**Provided information**
>> START
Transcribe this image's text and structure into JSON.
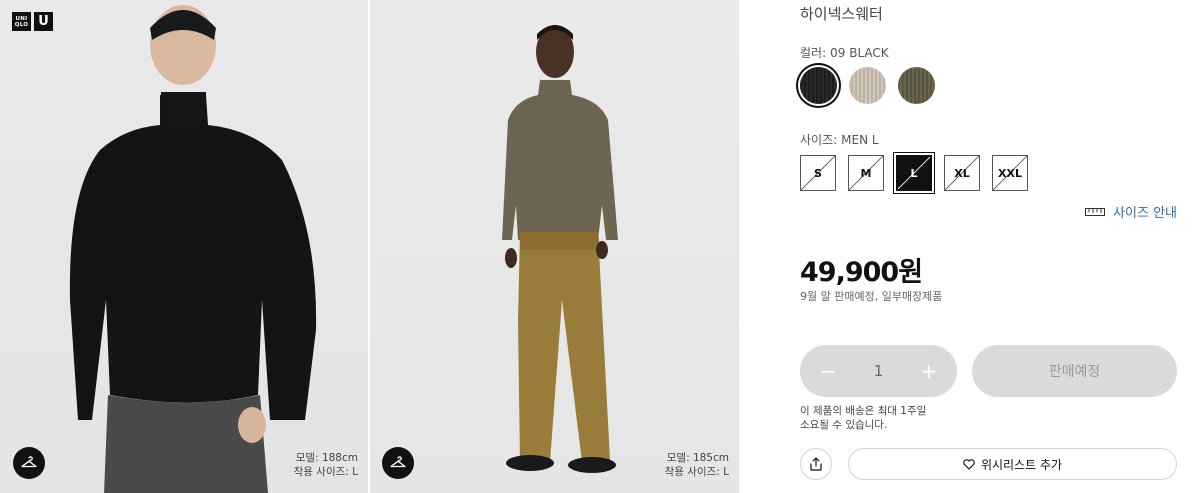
{
  "brand": {
    "logo_line1": "UNI",
    "logo_line2": "QLO",
    "logo_u": "U"
  },
  "photos": [
    {
      "model_height": "모델: 188cm",
      "model_size": "착용 사이즈: L",
      "hanger_icon": "hanger-icon"
    },
    {
      "model_height": "모델: 185cm",
      "model_size": "착용 사이즈: L",
      "hanger_icon": "hanger-icon"
    }
  ],
  "product": {
    "name": "하이넥스웨터",
    "color_label": "컬러:",
    "color_value": "09 BLACK",
    "colors": [
      {
        "name": "black",
        "hex": "#1c1c1c",
        "selected": true
      },
      {
        "name": "beige",
        "hex": "#cfc6b8",
        "selected": false
      },
      {
        "name": "olive",
        "hex": "#5e5843",
        "selected": false
      }
    ],
    "size_label": "사이즈:",
    "size_value": "MEN L",
    "sizes": [
      {
        "label": "S",
        "selected": false
      },
      {
        "label": "M",
        "selected": false
      },
      {
        "label": "L",
        "selected": true
      },
      {
        "label": "XL",
        "selected": false
      },
      {
        "label": "XXL",
        "selected": false
      }
    ],
    "size_guide_label": "사이즈 안내",
    "size_guide_icon": "ruler-icon",
    "price": "49,900원",
    "sale_note": "9월 말 판매예정,  일부매장제품"
  },
  "purchase": {
    "quantity": "1",
    "minus_symbol": "−",
    "plus_symbol": "+",
    "buy_label": "판매예정",
    "shipping_line1": "이 제품의 배송은 최대 1주일",
    "shipping_line2": "소요될 수 있습니다.",
    "share_icon": "share-icon",
    "wishlist_label": "위시리스트 추가",
    "wishlist_icon": "heart-icon"
  },
  "colors": {
    "accent_link": "#2c6fa8",
    "disabled_bg": "#dadada",
    "text": "#1b1b1b"
  }
}
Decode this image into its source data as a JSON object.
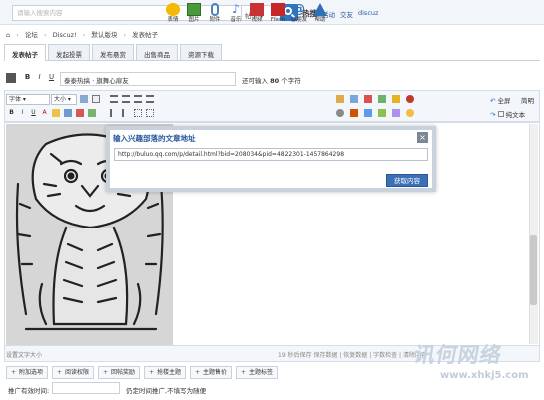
{
  "header": {
    "search_placeholder": "请输入搜索内容",
    "search_type": "帖子",
    "hot_label": "热搜:",
    "hot_links": [
      "活动",
      "交友",
      "discuz"
    ]
  },
  "breadcrumb": [
    "论坛",
    "Discuz!",
    "默认版块",
    "发表帖子"
  ],
  "tabs": [
    "发表帖子",
    "发起投票",
    "发布悬赏",
    "出售商品",
    "资源下载"
  ],
  "title_row": {
    "title_value": "泰泰热搞 · 旗舞心扉友",
    "limit_prefix": "还可输入",
    "limit_count": "80",
    "limit_suffix": "个字符"
  },
  "toolbar": {
    "font_select": "字体",
    "size_select": "大小",
    "buttons": [
      {
        "label": "表情",
        "icon": "smile-icon",
        "color": "#f5b800"
      },
      {
        "label": "图片",
        "icon": "image-icon",
        "color": "#4a9a3c"
      },
      {
        "label": "附件",
        "icon": "paperclip-icon",
        "color": "#4a7fc1"
      },
      {
        "label": "音乐",
        "icon": "music-icon",
        "color": "#3a7bd5"
      },
      {
        "label": "视频",
        "icon": "video-icon",
        "color": "#c83232"
      },
      {
        "label": "Flash",
        "icon": "flash-icon",
        "color": "#c62828"
      },
      {
        "label": "@朋友",
        "icon": "at-icon",
        "color": "#2f6fb5"
      },
      {
        "label": "帮助",
        "icon": "warning-icon",
        "color": "#2f6fb5"
      }
    ],
    "fullscreen": "全屏",
    "simple": "简明",
    "plaintext": "纯文本"
  },
  "dialog": {
    "title": "输入兴趣部落的文章地址",
    "close": "×",
    "url_value": "http://buluo.qq.com/p/detail.html?bid=208034&pid=4822301-1457864298",
    "fetch_button": "获取内容"
  },
  "status": {
    "left": "设置文字大小",
    "right": "19 秒后保存 保存数据 | 恢复数据 | 字数检查 | 清除内容"
  },
  "options": [
    "附加选项",
    "阅读权限",
    "回帖奖励",
    "抢楼主题",
    "主题售价",
    "主题标签"
  ],
  "promo": {
    "label": "推广有效时间:",
    "hint": "仍定时间推广,不填写为随便"
  },
  "watermark": {
    "text": "讯何网络",
    "url": "www.xhkj5.com"
  },
  "colors": {
    "accent": "#2e75c3",
    "link": "#2a5a9e",
    "border": "#c8d2dc"
  }
}
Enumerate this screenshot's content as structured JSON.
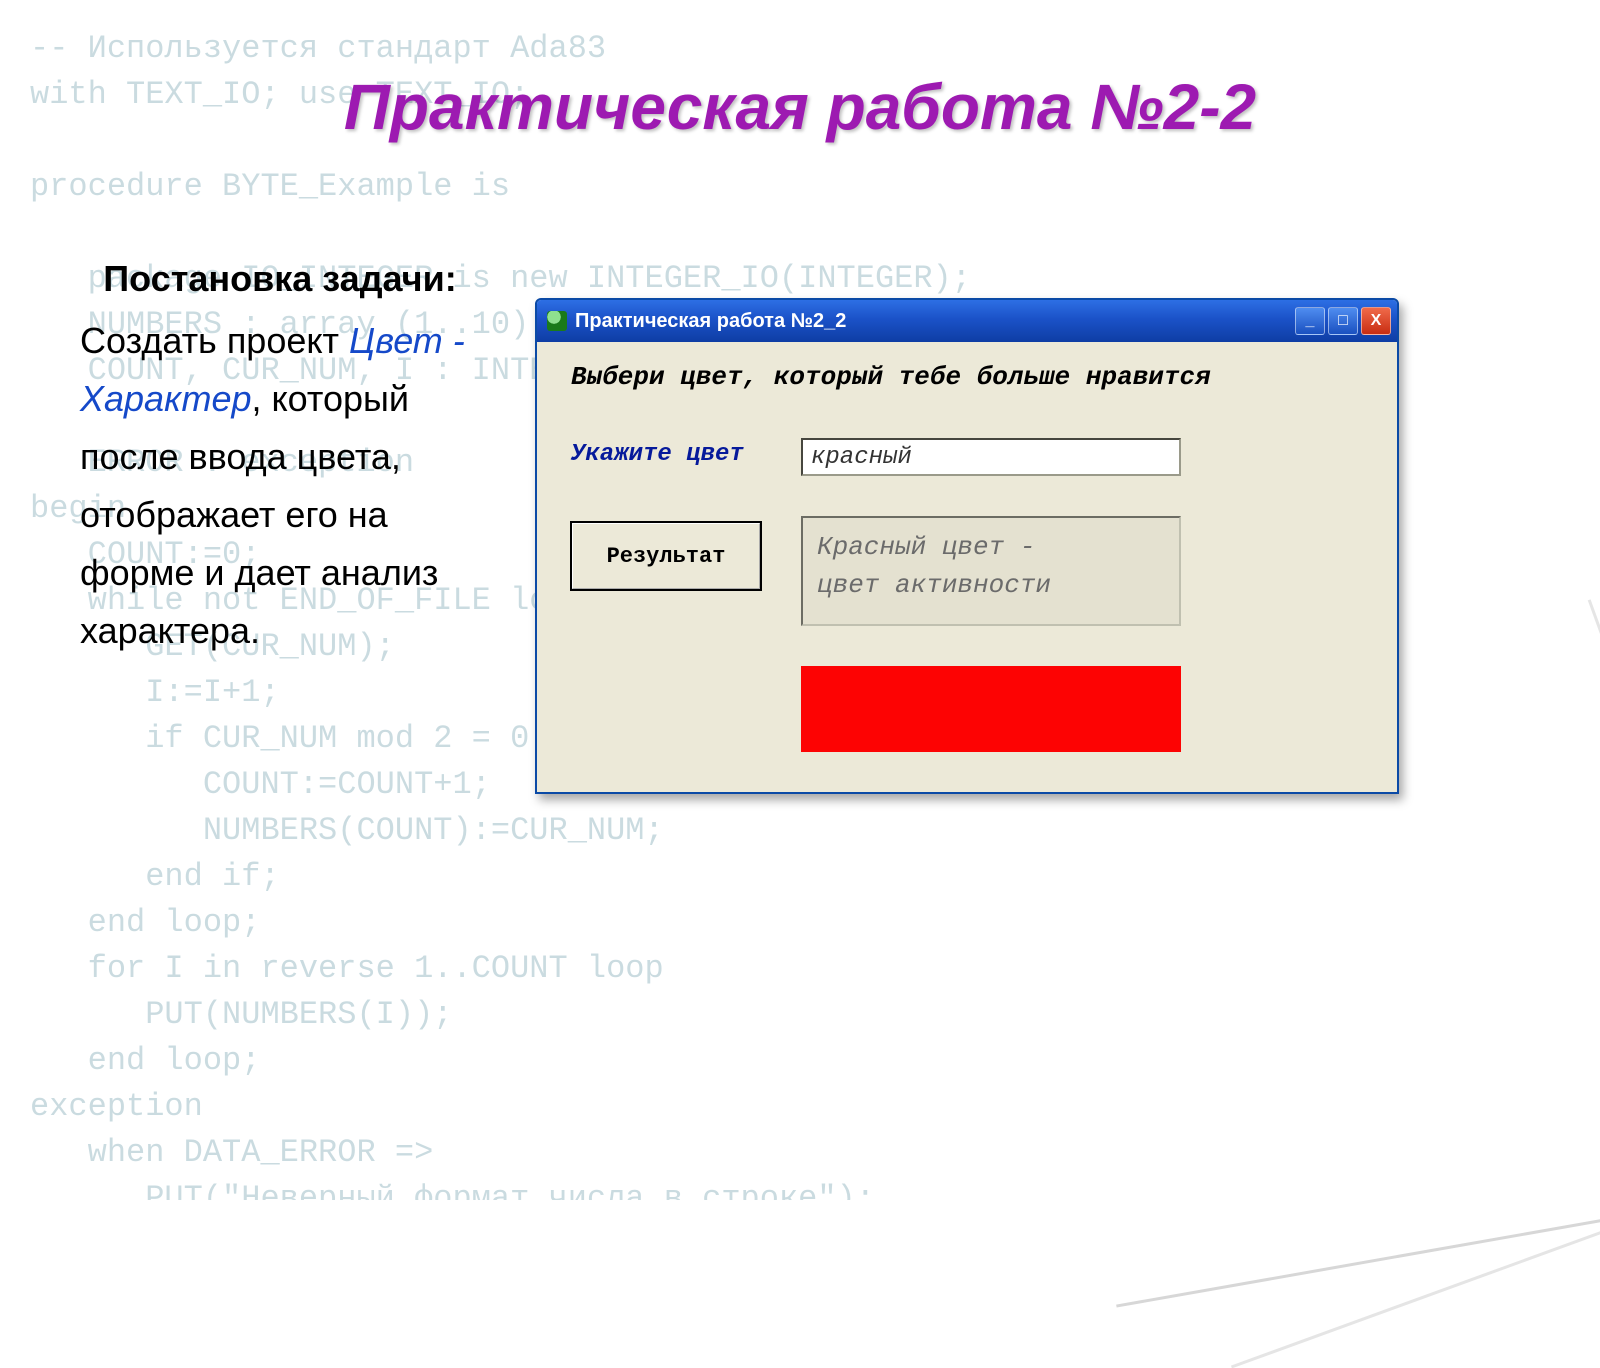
{
  "bg_code": "-- Используется стандарт Ada83\nwith TEXT_IO; use TEXT_IO;\n\nprocedure BYTE_Example is\n\n   package IO_INTEGER is new INTEGER_IO(INTEGER);\n   NUMBERS : array (1..10) of INTEGER;\n   COUNT, CUR_NUM, I : INTEGER;\n\n   ERROR : exception\nbegin\n   COUNT:=0;\n   while not END_OF_FILE loop\n      GET(CUR_NUM);\n      I:=I+1;\n      if CUR_NUM mod 2 = 0 then\n         COUNT:=COUNT+1;\n         NUMBERS(COUNT):=CUR_NUM;\n      end if;\n   end loop;\n   for I in reverse 1..COUNT loop\n      PUT(NUMBERS(I));\n   end loop;\nexception\n   when DATA_ERROR =>\n      PUT(\"Неверный формат числа в строке\");\n      raise ERROR;\nend BYTE_Example;",
  "slide": {
    "title": "Практическая работа №2-2"
  },
  "task": {
    "heading": "Постановка задачи:",
    "body_pre": "Создать проект ",
    "body_em": "Цвет - Характер",
    "body_post": ", который после ввода цвета, отображает его на форме и дает анализ характера."
  },
  "window": {
    "title": "Практическая работа №2_2",
    "buttons": {
      "min": "_",
      "max": "□",
      "close": "X"
    },
    "prompt": "Выбери цвет, который тебе больше нравится",
    "field_label": "Укажите цвет",
    "field_value": "красный",
    "result_button": "Результат",
    "result_text": "Красный цвет -\nцвет активности",
    "swatch_color": "#fd0303"
  }
}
>> END
**Stated problem**
Within the data above, count the lines that contain the string "image"; the reply is the number alone.

**Output of the exercise**
3